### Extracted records
%%
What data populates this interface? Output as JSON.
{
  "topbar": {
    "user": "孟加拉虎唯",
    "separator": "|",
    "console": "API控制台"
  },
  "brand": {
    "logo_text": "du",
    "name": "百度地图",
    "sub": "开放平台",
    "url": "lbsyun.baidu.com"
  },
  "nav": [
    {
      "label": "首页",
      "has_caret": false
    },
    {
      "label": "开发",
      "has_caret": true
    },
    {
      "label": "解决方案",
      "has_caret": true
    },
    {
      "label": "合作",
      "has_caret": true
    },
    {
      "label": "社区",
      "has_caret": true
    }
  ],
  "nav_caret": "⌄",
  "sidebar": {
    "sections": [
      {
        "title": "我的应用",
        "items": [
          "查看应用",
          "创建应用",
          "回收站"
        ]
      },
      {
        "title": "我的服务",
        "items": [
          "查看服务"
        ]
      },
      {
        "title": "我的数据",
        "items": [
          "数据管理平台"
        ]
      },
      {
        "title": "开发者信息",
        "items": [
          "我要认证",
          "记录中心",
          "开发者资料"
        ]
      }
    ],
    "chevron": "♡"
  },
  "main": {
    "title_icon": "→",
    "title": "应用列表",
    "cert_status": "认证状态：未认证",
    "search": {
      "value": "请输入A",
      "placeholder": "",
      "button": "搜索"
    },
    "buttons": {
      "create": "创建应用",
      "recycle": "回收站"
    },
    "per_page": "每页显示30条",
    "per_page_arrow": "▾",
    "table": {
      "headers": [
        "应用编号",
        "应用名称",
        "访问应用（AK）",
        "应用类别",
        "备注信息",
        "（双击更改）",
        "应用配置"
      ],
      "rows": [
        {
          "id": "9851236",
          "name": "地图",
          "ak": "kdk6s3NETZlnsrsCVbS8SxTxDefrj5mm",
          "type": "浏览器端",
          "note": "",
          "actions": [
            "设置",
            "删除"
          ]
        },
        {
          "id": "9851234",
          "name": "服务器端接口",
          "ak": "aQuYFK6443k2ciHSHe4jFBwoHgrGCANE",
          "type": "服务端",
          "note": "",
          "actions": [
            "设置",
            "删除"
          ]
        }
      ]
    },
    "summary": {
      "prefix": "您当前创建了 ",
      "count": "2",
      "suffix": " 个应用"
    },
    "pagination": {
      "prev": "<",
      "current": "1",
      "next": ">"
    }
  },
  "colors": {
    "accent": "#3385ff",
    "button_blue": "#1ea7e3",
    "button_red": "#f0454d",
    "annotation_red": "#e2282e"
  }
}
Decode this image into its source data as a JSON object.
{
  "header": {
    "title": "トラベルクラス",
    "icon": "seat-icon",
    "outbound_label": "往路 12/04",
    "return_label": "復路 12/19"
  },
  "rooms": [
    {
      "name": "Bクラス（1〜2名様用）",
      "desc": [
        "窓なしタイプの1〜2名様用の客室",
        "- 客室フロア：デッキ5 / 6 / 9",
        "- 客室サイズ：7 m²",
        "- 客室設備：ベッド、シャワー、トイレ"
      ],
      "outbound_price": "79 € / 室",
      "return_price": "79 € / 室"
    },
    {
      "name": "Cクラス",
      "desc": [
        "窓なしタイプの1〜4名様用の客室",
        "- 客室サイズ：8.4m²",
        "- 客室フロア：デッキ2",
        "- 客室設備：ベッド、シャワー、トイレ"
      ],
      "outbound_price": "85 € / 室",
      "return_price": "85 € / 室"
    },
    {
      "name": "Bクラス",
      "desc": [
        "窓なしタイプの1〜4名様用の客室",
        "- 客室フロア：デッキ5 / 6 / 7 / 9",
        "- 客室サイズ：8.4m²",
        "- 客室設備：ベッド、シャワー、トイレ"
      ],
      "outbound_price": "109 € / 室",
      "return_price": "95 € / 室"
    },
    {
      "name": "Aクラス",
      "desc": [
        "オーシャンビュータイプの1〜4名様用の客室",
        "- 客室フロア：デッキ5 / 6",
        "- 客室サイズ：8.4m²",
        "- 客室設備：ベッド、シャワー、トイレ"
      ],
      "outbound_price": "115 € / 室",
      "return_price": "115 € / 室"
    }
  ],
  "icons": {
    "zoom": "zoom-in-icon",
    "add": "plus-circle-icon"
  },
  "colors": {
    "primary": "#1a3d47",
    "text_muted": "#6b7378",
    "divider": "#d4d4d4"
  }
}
%%
### TASK PROMPT
Extract every line above that contains the word "客室フロア".

### RESULT FOR THIS EXERCISE
        "- 客室フロア：デッキ5 / 6 / 9",
        "- 客室フロア：デッキ2",
        "- 客室フロア：デッキ5 / 6 / 7 / 9",
        "- 客室フロア：デッキ5 / 6",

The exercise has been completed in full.